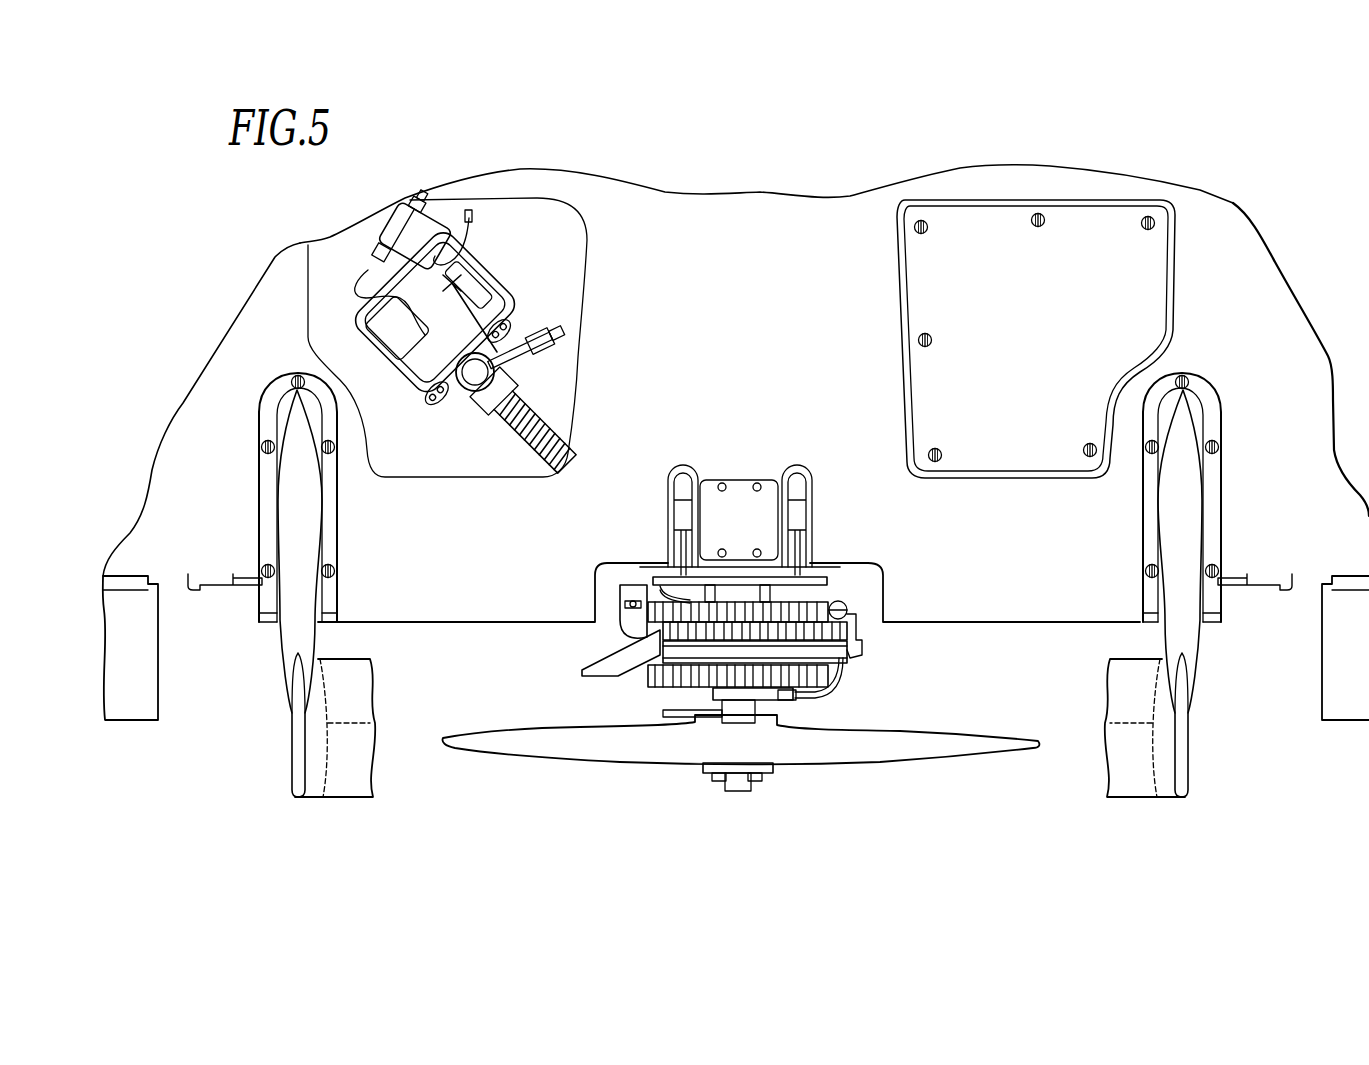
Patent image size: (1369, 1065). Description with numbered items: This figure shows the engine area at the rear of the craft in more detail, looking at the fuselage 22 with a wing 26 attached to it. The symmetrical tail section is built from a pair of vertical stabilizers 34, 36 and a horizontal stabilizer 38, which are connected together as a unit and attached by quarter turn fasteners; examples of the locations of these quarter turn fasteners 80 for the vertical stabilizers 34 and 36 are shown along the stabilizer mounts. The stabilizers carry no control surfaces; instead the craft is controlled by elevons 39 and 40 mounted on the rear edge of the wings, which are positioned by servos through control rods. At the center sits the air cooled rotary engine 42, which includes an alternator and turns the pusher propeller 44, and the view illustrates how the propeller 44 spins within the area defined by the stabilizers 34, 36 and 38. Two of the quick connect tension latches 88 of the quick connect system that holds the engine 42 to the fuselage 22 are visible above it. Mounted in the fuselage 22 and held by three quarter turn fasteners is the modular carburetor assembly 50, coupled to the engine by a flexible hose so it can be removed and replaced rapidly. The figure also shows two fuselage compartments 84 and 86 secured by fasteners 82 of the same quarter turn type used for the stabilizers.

The fuselage 22 is at (765, 193).
The wing 26 is at (210, 362).
The vertical stabilizer 34 is at (298, 630).
The vertical stabilizer 36 is at (1204, 593).
The horizontal stabilizer 38 is at (350, 800).
The elevon 39 is at (130, 712).
The elevon 40 is at (1350, 716).
The rotary engine 42 is at (828, 655).
The pusher propeller 44 is at (657, 765).
The carburetor assembly 50 is at (420, 418).
The quarter turn fasteners 80 is at (262, 568).
The fasteners 82 is at (1032, 221).
The fuselage compartment 84 is at (580, 283).
The fuselage compartment 86 is at (1040, 338).
The quick connect tension latches 88 is at (668, 507).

------------------------------------------------------------

Written instruction: Convert the entries, from their start through the line containing "The wing 26 is at (210, 362).", into a two-column CSV with the columns "query" and "reply". Give one row per entry with its text and its answer, each in a single quoted field with line breaks replaced by spaces, and leave the pictures out.

Response:
query,reply
"Patent image size: (1369, 1065). Description with numbered items: This figure shows the engine area at the rear of the craft in more detail, looking at the fuselage 22 with a wing 26 attached to it. The symmetrical tail section is built from a pair of vertical stabilizers 34, 36 and a horizontal stabilizer 38, which are connected together as a unit and attached by quarter turn fasteners; examples of the locations of these quarter turn fasteners 80 for the vertical stabilizers 34 and 36 are shown along the stabilizer mounts. The stabilizers carry no control surfaces; instead the craft is controlled by elevons 39 and 40 mounted on the rear edge of the wings, which are positioned by servos through control rods. At the center sits the air cooled rotary engine 42, which includes an alternator and turns the pusher propeller 44, and the view illustrates how the propeller 44 spins within the area defined by the stabilizers 34, 36 and 38. Two of the quick connect tension latches 88 of the quick connect system that holds the engine 42 to the fuselage 22 are visible above it. Mounted in the fuselage 22 and held by three quarter turn fasteners is the modular carburetor assembly 50, coupled to the engine by a flexible hose so it can be removed and replaced rapidly. The figure also shows two fuselage compartments 84 and 86 secured by fasteners 82 of the same quarter turn type used for the stabilizers.","The fuselage 22 is at (765, 193). The wing 26 is at (210, 362)."